*DATA FOR THIS TASK:*
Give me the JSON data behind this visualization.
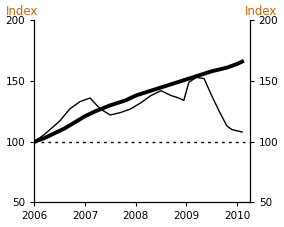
{
  "title": "",
  "xlabel": "",
  "ylabel_left": "Index",
  "ylabel_right": "Index",
  "ylim": [
    50,
    200
  ],
  "yticks": [
    50,
    100,
    150,
    200
  ],
  "xlim": [
    2006.0,
    2010.25
  ],
  "xticks": [
    2006,
    2007,
    2008,
    2009,
    2010
  ],
  "background_color": "#ffffff",
  "label_color": "#cc6600",
  "thick_line_color": "#000000",
  "thin_line_color": "#000000",
  "dotted_line_color": "#000000",
  "thick_line_x": [
    2006.0,
    2006.2,
    2006.4,
    2006.6,
    2006.8,
    2007.0,
    2007.2,
    2007.5,
    2007.8,
    2008.0,
    2008.3,
    2008.6,
    2008.9,
    2009.2,
    2009.5,
    2009.8,
    2010.0,
    2010.1
  ],
  "thick_line_y": [
    100,
    103,
    107,
    111,
    116,
    121,
    125,
    130,
    134,
    138,
    142,
    146,
    150,
    154,
    158,
    161,
    164,
    166
  ],
  "thin_line_x": [
    2006.0,
    2006.2,
    2006.5,
    2006.7,
    2006.9,
    2007.1,
    2007.3,
    2007.5,
    2007.7,
    2007.9,
    2008.1,
    2008.3,
    2008.5,
    2008.7,
    2008.85,
    2008.95,
    2009.05,
    2009.2,
    2009.35,
    2009.5,
    2009.65,
    2009.8,
    2009.9,
    2010.1
  ],
  "thin_line_y": [
    100,
    106,
    117,
    127,
    133,
    136,
    127,
    122,
    124,
    127,
    132,
    138,
    142,
    138,
    136,
    134,
    149,
    153,
    152,
    138,
    125,
    113,
    110,
    108
  ],
  "dotted_line_y": 100,
  "thick_linewidth": 2.8,
  "thin_linewidth": 1.0,
  "tick_fontsize": 7.5,
  "label_fontsize": 8.5
}
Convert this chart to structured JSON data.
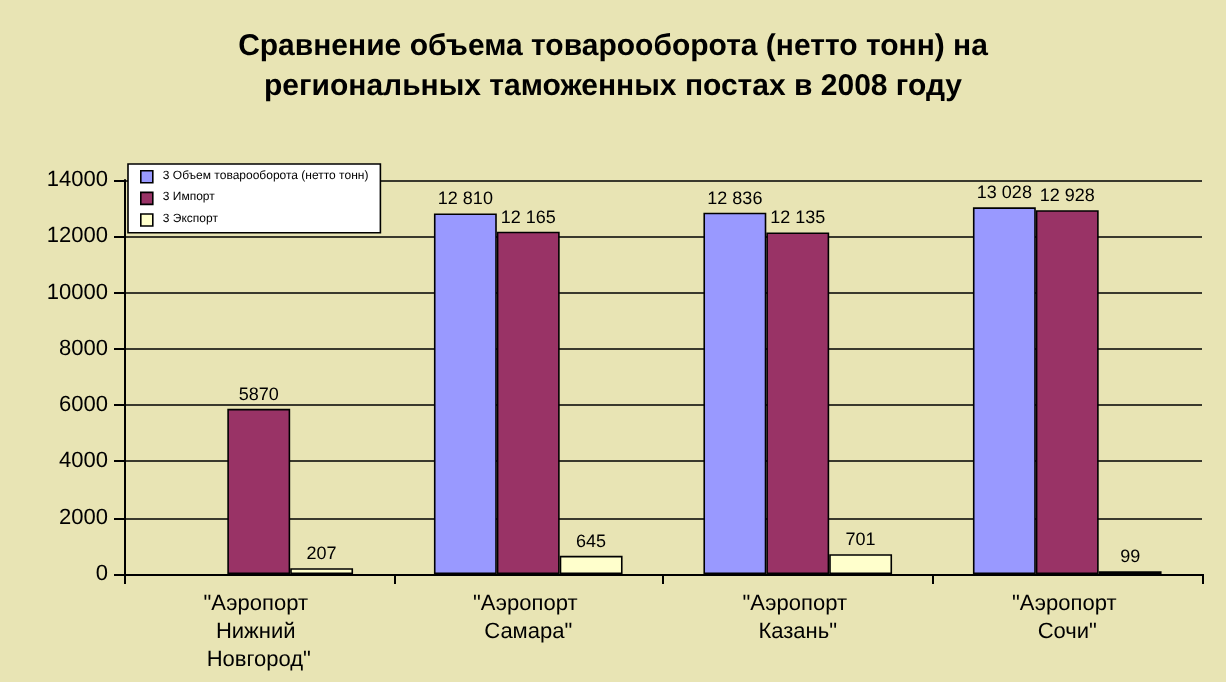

*EXERCISE DETAILS:*
Reproduce the material in its entirety and word for word, without the pictures.

*WRITTEN SOLUTION:*
Give me the JSON data behind this visualization.
{
  "title": "",
  "xlabel": "",
  "ylabel_left": "Index",
  "ylabel_right": "Index",
  "ylim": [
    50,
    200
  ],
  "yticks": [
    50,
    100,
    150,
    200
  ],
  "xlim": [
    2006.0,
    2010.25
  ],
  "xticks": [
    2006,
    2007,
    2008,
    2009,
    2010
  ],
  "background_color": "#ffffff",
  "label_color": "#cc6600",
  "thick_line_color": "#000000",
  "thin_line_color": "#000000",
  "dotted_line_color": "#000000",
  "thick_line_x": [
    2006.0,
    2006.2,
    2006.4,
    2006.6,
    2006.8,
    2007.0,
    2007.2,
    2007.5,
    2007.8,
    2008.0,
    2008.3,
    2008.6,
    2008.9,
    2009.2,
    2009.5,
    2009.8,
    2010.0,
    2010.1
  ],
  "thick_line_y": [
    100,
    103,
    107,
    111,
    116,
    121,
    125,
    130,
    134,
    138,
    142,
    146,
    150,
    154,
    158,
    161,
    164,
    166
  ],
  "thin_line_x": [
    2006.0,
    2006.2,
    2006.5,
    2006.7,
    2006.9,
    2007.1,
    2007.3,
    2007.5,
    2007.7,
    2007.9,
    2008.1,
    2008.3,
    2008.5,
    2008.7,
    2008.85,
    2008.95,
    2009.05,
    2009.2,
    2009.35,
    2009.5,
    2009.65,
    2009.8,
    2009.9,
    2010.1
  ],
  "thin_line_y": [
    100,
    106,
    117,
    127,
    133,
    136,
    127,
    122,
    124,
    127,
    132,
    138,
    142,
    138,
    136,
    134,
    149,
    153,
    152,
    138,
    125,
    113,
    110,
    108
  ],
  "dotted_line_y": 100,
  "thick_linewidth": 2.8,
  "thin_linewidth": 1.0,
  "tick_fontsize": 7.5,
  "label_fontsize": 8.5
}
Convert this chart to structured JSON data.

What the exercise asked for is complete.